» The exercise: Would you transcribe all of the data exactly, down to the last character?

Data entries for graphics
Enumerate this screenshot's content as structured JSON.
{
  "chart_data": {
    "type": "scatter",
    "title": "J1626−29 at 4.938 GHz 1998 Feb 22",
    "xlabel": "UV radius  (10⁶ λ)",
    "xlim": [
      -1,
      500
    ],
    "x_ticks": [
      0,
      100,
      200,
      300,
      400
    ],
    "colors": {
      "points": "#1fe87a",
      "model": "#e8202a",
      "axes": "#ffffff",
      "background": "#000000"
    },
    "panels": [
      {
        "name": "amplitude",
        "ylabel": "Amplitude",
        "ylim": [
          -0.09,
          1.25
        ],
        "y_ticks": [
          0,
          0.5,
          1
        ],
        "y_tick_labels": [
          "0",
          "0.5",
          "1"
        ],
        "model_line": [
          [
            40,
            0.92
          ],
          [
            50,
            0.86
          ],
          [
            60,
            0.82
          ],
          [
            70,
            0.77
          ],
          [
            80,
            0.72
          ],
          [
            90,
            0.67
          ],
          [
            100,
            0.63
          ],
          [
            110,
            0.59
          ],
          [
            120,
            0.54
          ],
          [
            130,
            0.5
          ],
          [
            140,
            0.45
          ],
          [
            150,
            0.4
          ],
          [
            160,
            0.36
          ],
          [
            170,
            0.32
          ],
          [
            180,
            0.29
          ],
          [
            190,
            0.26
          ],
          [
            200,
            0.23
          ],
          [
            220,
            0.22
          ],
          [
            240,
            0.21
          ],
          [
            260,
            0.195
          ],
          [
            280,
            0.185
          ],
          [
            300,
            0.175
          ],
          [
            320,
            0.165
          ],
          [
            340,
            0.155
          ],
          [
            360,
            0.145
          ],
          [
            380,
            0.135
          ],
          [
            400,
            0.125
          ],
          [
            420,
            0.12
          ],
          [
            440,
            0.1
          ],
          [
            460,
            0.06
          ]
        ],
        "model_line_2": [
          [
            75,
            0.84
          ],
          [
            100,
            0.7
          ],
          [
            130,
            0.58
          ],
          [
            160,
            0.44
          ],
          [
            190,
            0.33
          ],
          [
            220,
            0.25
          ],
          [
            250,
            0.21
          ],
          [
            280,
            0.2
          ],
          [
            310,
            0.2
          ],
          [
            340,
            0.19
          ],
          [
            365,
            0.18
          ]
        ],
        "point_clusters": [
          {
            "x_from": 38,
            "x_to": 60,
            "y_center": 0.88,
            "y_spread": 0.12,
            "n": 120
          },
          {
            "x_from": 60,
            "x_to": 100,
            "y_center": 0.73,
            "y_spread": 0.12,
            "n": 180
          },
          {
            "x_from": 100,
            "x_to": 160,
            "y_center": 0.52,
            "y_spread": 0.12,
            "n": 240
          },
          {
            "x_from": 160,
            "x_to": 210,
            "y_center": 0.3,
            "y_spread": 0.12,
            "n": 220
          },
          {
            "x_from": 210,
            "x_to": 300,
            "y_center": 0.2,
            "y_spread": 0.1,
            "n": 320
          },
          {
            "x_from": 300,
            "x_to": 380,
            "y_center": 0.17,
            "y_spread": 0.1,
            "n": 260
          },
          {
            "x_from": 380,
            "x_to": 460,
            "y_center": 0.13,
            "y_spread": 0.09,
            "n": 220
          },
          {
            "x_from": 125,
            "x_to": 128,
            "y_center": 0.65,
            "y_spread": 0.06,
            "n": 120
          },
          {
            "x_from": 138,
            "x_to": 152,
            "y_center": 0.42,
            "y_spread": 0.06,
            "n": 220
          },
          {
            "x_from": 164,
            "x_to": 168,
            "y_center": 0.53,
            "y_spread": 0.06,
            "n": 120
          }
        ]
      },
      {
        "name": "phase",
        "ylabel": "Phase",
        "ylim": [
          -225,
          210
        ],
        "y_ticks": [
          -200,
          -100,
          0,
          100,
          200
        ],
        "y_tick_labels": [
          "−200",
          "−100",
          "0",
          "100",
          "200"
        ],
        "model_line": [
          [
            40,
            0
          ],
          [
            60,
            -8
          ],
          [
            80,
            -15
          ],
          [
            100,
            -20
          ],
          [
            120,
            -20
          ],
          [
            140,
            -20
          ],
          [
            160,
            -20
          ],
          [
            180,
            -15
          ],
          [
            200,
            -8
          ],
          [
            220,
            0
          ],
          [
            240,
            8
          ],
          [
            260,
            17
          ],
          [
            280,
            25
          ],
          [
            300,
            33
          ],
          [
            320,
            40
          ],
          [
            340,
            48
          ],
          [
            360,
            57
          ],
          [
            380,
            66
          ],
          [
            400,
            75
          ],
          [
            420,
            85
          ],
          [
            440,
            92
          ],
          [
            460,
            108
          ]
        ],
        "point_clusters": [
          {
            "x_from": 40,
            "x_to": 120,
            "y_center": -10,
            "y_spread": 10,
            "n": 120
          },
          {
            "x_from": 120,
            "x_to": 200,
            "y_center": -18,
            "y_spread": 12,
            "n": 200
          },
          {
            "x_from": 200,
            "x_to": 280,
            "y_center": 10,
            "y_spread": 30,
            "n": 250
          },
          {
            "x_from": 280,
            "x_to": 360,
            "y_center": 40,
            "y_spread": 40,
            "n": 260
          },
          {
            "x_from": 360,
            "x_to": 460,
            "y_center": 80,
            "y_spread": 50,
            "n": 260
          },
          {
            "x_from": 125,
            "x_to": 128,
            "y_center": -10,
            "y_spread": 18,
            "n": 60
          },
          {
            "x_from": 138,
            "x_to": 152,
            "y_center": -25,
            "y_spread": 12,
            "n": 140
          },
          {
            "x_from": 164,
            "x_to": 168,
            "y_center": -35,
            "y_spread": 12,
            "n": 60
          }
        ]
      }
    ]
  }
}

» Reply to the task:
Enumerate this screenshot's content as structured JSON.
{
  "chart_data": {
    "type": "scatter",
    "title": "J1626−29 at 4.938 GHz 1998 Feb 22",
    "xlabel": "UV radius  (10⁶ λ)",
    "xlim": [
      -1,
      500
    ],
    "x_ticks": [
      0,
      100,
      200,
      300,
      400
    ],
    "colors": {
      "points": "#1fe87a",
      "model": "#e8202a",
      "axes": "#ffffff",
      "background": "#000000"
    },
    "panels": [
      {
        "name": "amplitude",
        "ylabel": "Amplitude",
        "ylim": [
          -0.09,
          1.25
        ],
        "y_ticks": [
          0,
          0.5,
          1
        ],
        "y_tick_labels": [
          "0",
          "0.5",
          "1"
        ],
        "model_line": [
          [
            40,
            0.92
          ],
          [
            50,
            0.86
          ],
          [
            60,
            0.82
          ],
          [
            70,
            0.77
          ],
          [
            80,
            0.72
          ],
          [
            90,
            0.67
          ],
          [
            100,
            0.63
          ],
          [
            110,
            0.59
          ],
          [
            120,
            0.54
          ],
          [
            130,
            0.5
          ],
          [
            140,
            0.45
          ],
          [
            150,
            0.4
          ],
          [
            160,
            0.36
          ],
          [
            170,
            0.32
          ],
          [
            180,
            0.29
          ],
          [
            190,
            0.26
          ],
          [
            200,
            0.23
          ],
          [
            220,
            0.22
          ],
          [
            240,
            0.21
          ],
          [
            260,
            0.195
          ],
          [
            280,
            0.185
          ],
          [
            300,
            0.175
          ],
          [
            320,
            0.165
          ],
          [
            340,
            0.155
          ],
          [
            360,
            0.145
          ],
          [
            380,
            0.135
          ],
          [
            400,
            0.125
          ],
          [
            420,
            0.12
          ],
          [
            440,
            0.1
          ],
          [
            460,
            0.06
          ]
        ],
        "model_line_2": [
          [
            75,
            0.84
          ],
          [
            100,
            0.7
          ],
          [
            130,
            0.58
          ],
          [
            160,
            0.44
          ],
          [
            190,
            0.33
          ],
          [
            220,
            0.25
          ],
          [
            250,
            0.21
          ],
          [
            280,
            0.2
          ],
          [
            310,
            0.2
          ],
          [
            340,
            0.19
          ],
          [
            365,
            0.18
          ]
        ],
        "point_clusters": [
          {
            "x_from": 38,
            "x_to": 60,
            "y_center": 0.88,
            "y_spread": 0.12,
            "n": 120
          },
          {
            "x_from": 60,
            "x_to": 100,
            "y_center": 0.73,
            "y_spread": 0.12,
            "n": 180
          },
          {
            "x_from": 100,
            "x_to": 160,
            "y_center": 0.52,
            "y_spread": 0.12,
            "n": 240
          },
          {
            "x_from": 160,
            "x_to": 210,
            "y_center": 0.3,
            "y_spread": 0.12,
            "n": 220
          },
          {
            "x_from": 210,
            "x_to": 300,
            "y_center": 0.2,
            "y_spread": 0.1,
            "n": 320
          },
          {
            "x_from": 300,
            "x_to": 380,
            "y_center": 0.17,
            "y_spread": 0.1,
            "n": 260
          },
          {
            "x_from": 380,
            "x_to": 460,
            "y_center": 0.13,
            "y_spread": 0.09,
            "n": 220
          },
          {
            "x_from": 125,
            "x_to": 128,
            "y_center": 0.65,
            "y_spread": 0.06,
            "n": 120
          },
          {
            "x_from": 138,
            "x_to": 152,
            "y_center": 0.42,
            "y_spread": 0.06,
            "n": 220
          },
          {
            "x_from": 164,
            "x_to": 168,
            "y_center": 0.53,
            "y_spread": 0.06,
            "n": 120
          }
        ]
      },
      {
        "name": "phase",
        "ylabel": "Phase",
        "ylim": [
          -225,
          210
        ],
        "y_ticks": [
          -200,
          -100,
          0,
          100,
          200
        ],
        "y_tick_labels": [
          "−200",
          "−100",
          "0",
          "100",
          "200"
        ],
        "model_line": [
          [
            40,
            0
          ],
          [
            60,
            -8
          ],
          [
            80,
            -15
          ],
          [
            100,
            -20
          ],
          [
            120,
            -20
          ],
          [
            140,
            -20
          ],
          [
            160,
            -20
          ],
          [
            180,
            -15
          ],
          [
            200,
            -8
          ],
          [
            220,
            0
          ],
          [
            240,
            8
          ],
          [
            260,
            17
          ],
          [
            280,
            25
          ],
          [
            300,
            33
          ],
          [
            320,
            40
          ],
          [
            340,
            48
          ],
          [
            360,
            57
          ],
          [
            380,
            66
          ],
          [
            400,
            75
          ],
          [
            420,
            85
          ],
          [
            440,
            92
          ],
          [
            460,
            108
          ]
        ],
        "point_clusters": [
          {
            "x_from": 40,
            "x_to": 120,
            "y_center": -10,
            "y_spread": 10,
            "n": 120
          },
          {
            "x_from": 120,
            "x_to": 200,
            "y_center": -18,
            "y_spread": 12,
            "n": 200
          },
          {
            "x_from": 200,
            "x_to": 280,
            "y_center": 10,
            "y_spread": 30,
            "n": 250
          },
          {
            "x_from": 280,
            "x_to": 360,
            "y_center": 40,
            "y_spread": 40,
            "n": 260
          },
          {
            "x_from": 360,
            "x_to": 460,
            "y_center": 80,
            "y_spread": 50,
            "n": 260
          },
          {
            "x_from": 125,
            "x_to": 128,
            "y_center": -10,
            "y_spread": 18,
            "n": 60
          },
          {
            "x_from": 138,
            "x_to": 152,
            "y_center": -25,
            "y_spread": 12,
            "n": 140
          },
          {
            "x_from": 164,
            "x_to": 168,
            "y_center": -35,
            "y_spread": 12,
            "n": 60
          }
        ]
      }
    ]
  }
}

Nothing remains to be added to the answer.